START Information provided

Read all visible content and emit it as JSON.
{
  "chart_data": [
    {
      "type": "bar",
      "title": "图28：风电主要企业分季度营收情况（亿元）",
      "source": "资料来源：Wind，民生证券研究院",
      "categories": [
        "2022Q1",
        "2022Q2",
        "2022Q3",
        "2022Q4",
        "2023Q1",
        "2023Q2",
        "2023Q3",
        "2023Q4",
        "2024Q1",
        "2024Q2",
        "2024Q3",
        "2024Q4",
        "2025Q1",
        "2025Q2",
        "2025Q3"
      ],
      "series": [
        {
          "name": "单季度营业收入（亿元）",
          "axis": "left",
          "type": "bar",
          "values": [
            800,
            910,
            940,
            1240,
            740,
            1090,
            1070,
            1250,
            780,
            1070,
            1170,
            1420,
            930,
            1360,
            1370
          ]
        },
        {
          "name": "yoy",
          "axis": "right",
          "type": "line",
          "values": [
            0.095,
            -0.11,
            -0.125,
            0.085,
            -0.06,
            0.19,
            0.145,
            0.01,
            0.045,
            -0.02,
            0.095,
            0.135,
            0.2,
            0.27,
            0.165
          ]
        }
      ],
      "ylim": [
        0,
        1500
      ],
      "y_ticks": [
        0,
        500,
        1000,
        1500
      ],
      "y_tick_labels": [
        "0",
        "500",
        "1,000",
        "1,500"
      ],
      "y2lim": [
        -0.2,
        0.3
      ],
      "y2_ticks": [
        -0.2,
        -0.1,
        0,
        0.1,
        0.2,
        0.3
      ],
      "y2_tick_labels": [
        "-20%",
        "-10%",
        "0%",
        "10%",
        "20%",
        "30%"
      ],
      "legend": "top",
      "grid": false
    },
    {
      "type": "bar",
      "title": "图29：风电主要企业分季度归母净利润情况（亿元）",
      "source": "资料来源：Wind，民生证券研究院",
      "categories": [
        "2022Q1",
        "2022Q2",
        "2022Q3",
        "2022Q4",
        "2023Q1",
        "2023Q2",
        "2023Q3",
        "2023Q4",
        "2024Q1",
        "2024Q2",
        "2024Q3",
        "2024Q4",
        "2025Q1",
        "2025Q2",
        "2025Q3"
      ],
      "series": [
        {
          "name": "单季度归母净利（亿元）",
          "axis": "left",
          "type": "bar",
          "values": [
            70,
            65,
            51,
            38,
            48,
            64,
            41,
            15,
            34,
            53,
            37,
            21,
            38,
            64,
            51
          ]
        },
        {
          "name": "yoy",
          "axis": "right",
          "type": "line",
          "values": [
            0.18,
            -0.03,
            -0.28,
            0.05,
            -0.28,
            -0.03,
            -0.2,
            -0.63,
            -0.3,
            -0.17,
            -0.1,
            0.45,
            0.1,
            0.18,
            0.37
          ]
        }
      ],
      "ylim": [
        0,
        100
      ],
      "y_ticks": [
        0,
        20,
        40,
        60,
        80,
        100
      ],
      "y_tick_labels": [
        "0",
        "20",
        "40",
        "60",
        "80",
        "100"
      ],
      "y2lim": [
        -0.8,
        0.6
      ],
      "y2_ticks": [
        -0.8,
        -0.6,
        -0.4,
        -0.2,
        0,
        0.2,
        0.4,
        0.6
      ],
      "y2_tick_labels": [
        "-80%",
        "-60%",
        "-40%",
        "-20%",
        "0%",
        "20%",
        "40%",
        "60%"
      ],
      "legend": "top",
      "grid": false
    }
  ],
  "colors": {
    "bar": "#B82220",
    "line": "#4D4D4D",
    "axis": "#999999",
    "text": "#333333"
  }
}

END Information provided

= Instructions to follow =
Retype the data exactly as given.

= Worked answer =
Read all visible content and emit it as JSON.
{
  "chart_data": [
    {
      "type": "bar",
      "title": "图28：风电主要企业分季度营收情况（亿元）",
      "source": "资料来源：Wind，民生证券研究院",
      "categories": [
        "2022Q1",
        "2022Q2",
        "2022Q3",
        "2022Q4",
        "2023Q1",
        "2023Q2",
        "2023Q3",
        "2023Q4",
        "2024Q1",
        "2024Q2",
        "2024Q3",
        "2024Q4",
        "2025Q1",
        "2025Q2",
        "2025Q3"
      ],
      "series": [
        {
          "name": "单季度营业收入（亿元）",
          "axis": "left",
          "type": "bar",
          "values": [
            800,
            910,
            940,
            1240,
            740,
            1090,
            1070,
            1250,
            780,
            1070,
            1170,
            1420,
            930,
            1360,
            1370
          ]
        },
        {
          "name": "yoy",
          "axis": "right",
          "type": "line",
          "values": [
            0.095,
            -0.11,
            -0.125,
            0.085,
            -0.06,
            0.19,
            0.145,
            0.01,
            0.045,
            -0.02,
            0.095,
            0.135,
            0.2,
            0.27,
            0.165
          ]
        }
      ],
      "ylim": [
        0,
        1500
      ],
      "y_ticks": [
        0,
        500,
        1000,
        1500
      ],
      "y_tick_labels": [
        "0",
        "500",
        "1,000",
        "1,500"
      ],
      "y2lim": [
        -0.2,
        0.3
      ],
      "y2_ticks": [
        -0.2,
        -0.1,
        0,
        0.1,
        0.2,
        0.3
      ],
      "y2_tick_labels": [
        "-20%",
        "-10%",
        "0%",
        "10%",
        "20%",
        "30%"
      ],
      "legend": "top",
      "grid": false
    },
    {
      "type": "bar",
      "title": "图29：风电主要企业分季度归母净利润情况（亿元）",
      "source": "资料来源：Wind，民生证券研究院",
      "categories": [
        "2022Q1",
        "2022Q2",
        "2022Q3",
        "2022Q4",
        "2023Q1",
        "2023Q2",
        "2023Q3",
        "2023Q4",
        "2024Q1",
        "2024Q2",
        "2024Q3",
        "2024Q4",
        "2025Q1",
        "2025Q2",
        "2025Q3"
      ],
      "series": [
        {
          "name": "单季度归母净利（亿元）",
          "axis": "left",
          "type": "bar",
          "values": [
            70,
            65,
            51,
            38,
            48,
            64,
            41,
            15,
            34,
            53,
            37,
            21,
            38,
            64,
            51
          ]
        },
        {
          "name": "yoy",
          "axis": "right",
          "type": "line",
          "values": [
            0.18,
            -0.03,
            -0.28,
            0.05,
            -0.28,
            -0.03,
            -0.2,
            -0.63,
            -0.3,
            -0.17,
            -0.1,
            0.45,
            0.1,
            0.18,
            0.37
          ]
        }
      ],
      "ylim": [
        0,
        100
      ],
      "y_ticks": [
        0,
        20,
        40,
        60,
        80,
        100
      ],
      "y_tick_labels": [
        "0",
        "20",
        "40",
        "60",
        "80",
        "100"
      ],
      "y2lim": [
        -0.8,
        0.6
      ],
      "y2_ticks": [
        -0.8,
        -0.6,
        -0.4,
        -0.2,
        0,
        0.2,
        0.4,
        0.6
      ],
      "y2_tick_labels": [
        "-80%",
        "-60%",
        "-40%",
        "-20%",
        "0%",
        "20%",
        "40%",
        "60%"
      ],
      "legend": "top",
      "grid": false
    }
  ],
  "colors": {
    "bar": "#B82220",
    "line": "#4D4D4D",
    "axis": "#999999",
    "text": "#333333"
  }
}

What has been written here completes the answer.